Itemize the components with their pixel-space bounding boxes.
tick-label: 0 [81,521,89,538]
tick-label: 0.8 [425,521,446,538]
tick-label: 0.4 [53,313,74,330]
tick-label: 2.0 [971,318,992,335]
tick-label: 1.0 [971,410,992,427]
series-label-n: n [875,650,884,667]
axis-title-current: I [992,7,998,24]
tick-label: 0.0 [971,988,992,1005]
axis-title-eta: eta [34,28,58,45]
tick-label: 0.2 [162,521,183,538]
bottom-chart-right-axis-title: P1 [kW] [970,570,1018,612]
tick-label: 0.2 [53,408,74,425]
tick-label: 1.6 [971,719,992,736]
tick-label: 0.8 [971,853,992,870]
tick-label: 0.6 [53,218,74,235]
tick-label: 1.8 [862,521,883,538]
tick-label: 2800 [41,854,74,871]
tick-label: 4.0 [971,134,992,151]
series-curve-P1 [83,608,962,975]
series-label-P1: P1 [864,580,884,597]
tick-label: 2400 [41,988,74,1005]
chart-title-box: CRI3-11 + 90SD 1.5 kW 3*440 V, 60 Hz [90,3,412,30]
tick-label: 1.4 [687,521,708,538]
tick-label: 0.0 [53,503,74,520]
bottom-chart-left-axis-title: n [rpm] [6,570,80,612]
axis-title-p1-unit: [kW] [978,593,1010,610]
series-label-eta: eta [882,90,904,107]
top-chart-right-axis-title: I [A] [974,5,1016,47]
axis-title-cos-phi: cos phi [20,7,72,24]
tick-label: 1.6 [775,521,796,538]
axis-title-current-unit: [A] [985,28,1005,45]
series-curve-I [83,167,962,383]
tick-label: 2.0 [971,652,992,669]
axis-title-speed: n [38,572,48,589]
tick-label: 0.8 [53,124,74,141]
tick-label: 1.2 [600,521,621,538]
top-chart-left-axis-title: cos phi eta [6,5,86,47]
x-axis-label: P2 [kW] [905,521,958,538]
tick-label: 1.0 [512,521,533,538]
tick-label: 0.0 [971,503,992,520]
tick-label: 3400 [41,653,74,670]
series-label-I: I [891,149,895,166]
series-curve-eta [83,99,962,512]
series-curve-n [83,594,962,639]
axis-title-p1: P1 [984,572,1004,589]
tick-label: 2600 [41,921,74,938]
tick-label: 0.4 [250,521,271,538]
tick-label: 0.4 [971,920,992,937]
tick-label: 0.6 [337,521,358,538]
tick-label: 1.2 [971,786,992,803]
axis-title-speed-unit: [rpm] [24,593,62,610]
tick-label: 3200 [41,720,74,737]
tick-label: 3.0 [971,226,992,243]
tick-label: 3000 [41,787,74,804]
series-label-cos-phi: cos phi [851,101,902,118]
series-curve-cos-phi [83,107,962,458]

--- --- ---

THE PROBLEM ▸
Starting at the first line and ending at the line containing "bottom-chart-right-axis-title: P1 [kW]", rewrite these lines with "tick-label" renamed to "tick-text" and everything else left as is.

SOLUTION FOR THIS PROBLEM ▸
Itemize the components with their pixel-space bounding boxes.
tick-text: 0 [81,521,89,538]
tick-text: 0.8 [425,521,446,538]
tick-text: 0.4 [53,313,74,330]
tick-text: 2.0 [971,318,992,335]
tick-text: 1.0 [971,410,992,427]
series-label-n: n [875,650,884,667]
axis-title-current: I [992,7,998,24]
tick-text: 0.0 [971,988,992,1005]
axis-title-eta: eta [34,28,58,45]
tick-text: 0.2 [162,521,183,538]
bottom-chart-right-axis-title: P1 [kW] [970,570,1018,612]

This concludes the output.